Assignment | The answer must be a single number: how many lines of the records below hold the word "image".

The data |
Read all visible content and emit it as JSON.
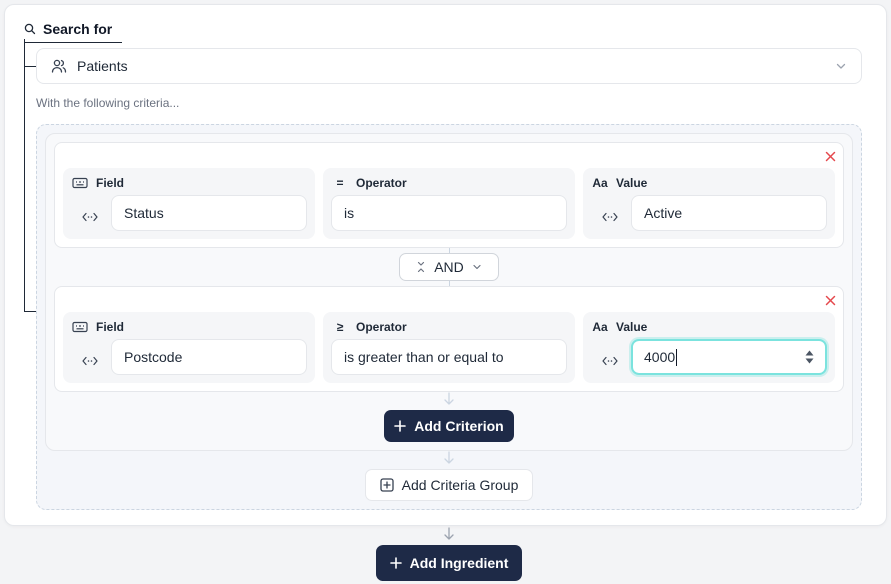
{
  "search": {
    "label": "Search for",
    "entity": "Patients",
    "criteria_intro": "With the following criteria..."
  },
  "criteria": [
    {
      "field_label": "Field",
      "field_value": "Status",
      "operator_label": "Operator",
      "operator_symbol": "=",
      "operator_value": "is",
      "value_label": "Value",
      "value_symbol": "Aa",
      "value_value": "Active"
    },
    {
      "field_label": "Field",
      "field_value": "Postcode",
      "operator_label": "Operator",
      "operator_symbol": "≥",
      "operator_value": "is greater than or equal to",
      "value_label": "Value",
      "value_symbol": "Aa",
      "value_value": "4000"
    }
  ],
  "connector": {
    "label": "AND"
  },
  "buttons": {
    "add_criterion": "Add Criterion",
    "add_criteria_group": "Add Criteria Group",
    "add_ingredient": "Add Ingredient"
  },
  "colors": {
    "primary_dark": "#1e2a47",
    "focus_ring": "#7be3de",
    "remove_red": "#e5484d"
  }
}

---

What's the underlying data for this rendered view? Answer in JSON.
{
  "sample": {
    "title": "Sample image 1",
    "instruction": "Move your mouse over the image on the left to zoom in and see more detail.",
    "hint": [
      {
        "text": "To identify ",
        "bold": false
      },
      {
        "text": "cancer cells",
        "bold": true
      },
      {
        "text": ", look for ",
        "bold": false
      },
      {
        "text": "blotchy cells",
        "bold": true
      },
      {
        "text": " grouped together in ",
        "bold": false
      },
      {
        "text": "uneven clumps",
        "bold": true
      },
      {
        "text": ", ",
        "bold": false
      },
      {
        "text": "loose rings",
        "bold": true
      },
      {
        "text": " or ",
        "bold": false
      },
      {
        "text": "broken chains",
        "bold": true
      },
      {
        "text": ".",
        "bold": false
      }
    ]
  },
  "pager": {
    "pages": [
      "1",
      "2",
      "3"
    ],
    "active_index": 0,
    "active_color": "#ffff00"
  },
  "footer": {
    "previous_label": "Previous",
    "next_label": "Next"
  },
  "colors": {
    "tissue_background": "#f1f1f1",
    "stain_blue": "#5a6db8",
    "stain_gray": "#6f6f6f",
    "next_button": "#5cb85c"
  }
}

Response area | 2